═══ Given records ═══

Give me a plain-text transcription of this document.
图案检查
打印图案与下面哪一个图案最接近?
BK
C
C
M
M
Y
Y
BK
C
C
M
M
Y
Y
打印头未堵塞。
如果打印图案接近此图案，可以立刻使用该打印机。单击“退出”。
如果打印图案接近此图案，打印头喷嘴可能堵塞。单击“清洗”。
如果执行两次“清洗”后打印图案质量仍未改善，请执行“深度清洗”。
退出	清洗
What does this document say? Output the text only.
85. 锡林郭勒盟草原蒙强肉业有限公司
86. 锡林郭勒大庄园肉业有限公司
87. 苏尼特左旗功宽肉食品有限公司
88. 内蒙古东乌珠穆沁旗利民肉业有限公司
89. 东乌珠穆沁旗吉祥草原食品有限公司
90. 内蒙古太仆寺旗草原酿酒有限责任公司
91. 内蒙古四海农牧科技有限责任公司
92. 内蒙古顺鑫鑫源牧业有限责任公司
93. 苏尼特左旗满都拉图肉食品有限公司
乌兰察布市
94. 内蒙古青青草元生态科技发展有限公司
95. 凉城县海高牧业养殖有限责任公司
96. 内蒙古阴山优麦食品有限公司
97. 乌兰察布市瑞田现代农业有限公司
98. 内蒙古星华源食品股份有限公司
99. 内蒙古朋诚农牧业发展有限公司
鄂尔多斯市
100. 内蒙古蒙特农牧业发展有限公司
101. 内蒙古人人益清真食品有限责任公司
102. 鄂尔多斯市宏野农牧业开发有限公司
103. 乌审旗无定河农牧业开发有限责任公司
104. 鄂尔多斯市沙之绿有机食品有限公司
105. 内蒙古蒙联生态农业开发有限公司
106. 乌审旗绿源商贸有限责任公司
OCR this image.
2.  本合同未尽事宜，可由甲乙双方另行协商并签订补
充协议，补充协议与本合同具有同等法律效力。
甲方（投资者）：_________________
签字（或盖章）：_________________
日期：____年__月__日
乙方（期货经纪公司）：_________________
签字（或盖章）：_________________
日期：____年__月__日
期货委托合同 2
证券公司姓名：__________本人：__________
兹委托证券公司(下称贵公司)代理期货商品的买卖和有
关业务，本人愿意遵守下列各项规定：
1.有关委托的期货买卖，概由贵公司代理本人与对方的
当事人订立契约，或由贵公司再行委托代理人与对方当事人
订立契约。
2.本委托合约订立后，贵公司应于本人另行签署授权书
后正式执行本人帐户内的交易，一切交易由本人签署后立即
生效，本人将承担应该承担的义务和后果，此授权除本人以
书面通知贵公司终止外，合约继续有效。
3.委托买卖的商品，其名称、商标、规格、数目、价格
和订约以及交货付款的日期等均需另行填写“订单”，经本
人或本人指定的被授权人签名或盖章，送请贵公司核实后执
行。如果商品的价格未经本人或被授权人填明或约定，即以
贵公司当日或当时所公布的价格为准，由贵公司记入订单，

═══

• [Aim] Write every record out again, unaltered.

• [Correct output]
Give me a plain-text transcription of this document.
图案检查
打印图案与下面哪一个图案最接近?
BK
C
C
M
M
Y
Y
BK
C
C
M
M
Y
Y
打印头未堵塞。
如果打印图案接近此图案，可以立刻使用该打印机。单击“退出”。
如果打印图案接近此图案，打印头喷嘴可能堵塞。单击“清洗”。
如果执行两次“清洗”后打印图案质量仍未改善，请执行“深度清洗”。
退出	清洗
What does this document say? Output the text only.
85. 锡林郭勒盟草原蒙强肉业有限公司
86. 锡林郭勒大庄园肉业有限公司
87. 苏尼特左旗功宽肉食品有限公司
88. 内蒙古东乌珠穆沁旗利民肉业有限公司
89. 东乌珠穆沁旗吉祥草原食品有限公司
90. 内蒙古太仆寺旗草原酿酒有限责任公司
91. 内蒙古四海农牧科技有限责任公司
92. 内蒙古顺鑫鑫源牧业有限责任公司
93. 苏尼特左旗满都拉图肉食品有限公司
乌兰察布市
94. 内蒙古青青草元生态科技发展有限公司
95. 凉城县海高牧业养殖有限责任公司
96. 内蒙古阴山优麦食品有限公司
97. 乌兰察布市瑞田现代农业有限公司
98. 内蒙古星华源食品股份有限公司
99. 内蒙古朋诚农牧业发展有限公司
鄂尔多斯市
100. 内蒙古蒙特农牧业发展有限公司
101. 内蒙古人人益清真食品有限责任公司
102. 鄂尔多斯市宏野农牧业开发有限公司
103. 乌审旗无定河农牧业开发有限责任公司
104. 鄂尔多斯市沙之绿有机食品有限公司
105. 内蒙古蒙联生态农业开发有限公司
106. 乌审旗绿源商贸有限责任公司
OCR this image.
2.  本合同未尽事宜，可由甲乙双方另行协商并签订补
充协议，补充协议与本合同具有同等法律效力。
甲方（投资者）：_________________
签字（或盖章）：_________________
日期：____年__月__日
乙方（期货经纪公司）：_________________
签字（或盖章）：_________________
日期：____年__月__日
期货委托合同 2
证券公司姓名：__________本人：__________
兹委托证券公司(下称贵公司)代理期货商品的买卖和有
关业务，本人愿意遵守下列各项规定：
1.有关委托的期货买卖，概由贵公司代理本人与对方的
当事人订立契约，或由贵公司再行委托代理人与对方当事人
订立契约。
2.本委托合约订立后，贵公司应于本人另行签署授权书
后正式执行本人帐户内的交易，一切交易由本人签署后立即
生效，本人将承担应该承担的义务和后果，此授权除本人以
书面通知贵公司终止外，合约继续有效。
3.委托买卖的商品，其名称、商标、规格、数目、价格
和订约以及交货付款的日期等均需另行填写“订单”，经本
人或本人指定的被授权人签名或盖章，送请贵公司核实后执
行。如果商品的价格未经本人或被授权人填明或约定，即以
贵公司当日或当时所公布的价格为准，由贵公司记入订单，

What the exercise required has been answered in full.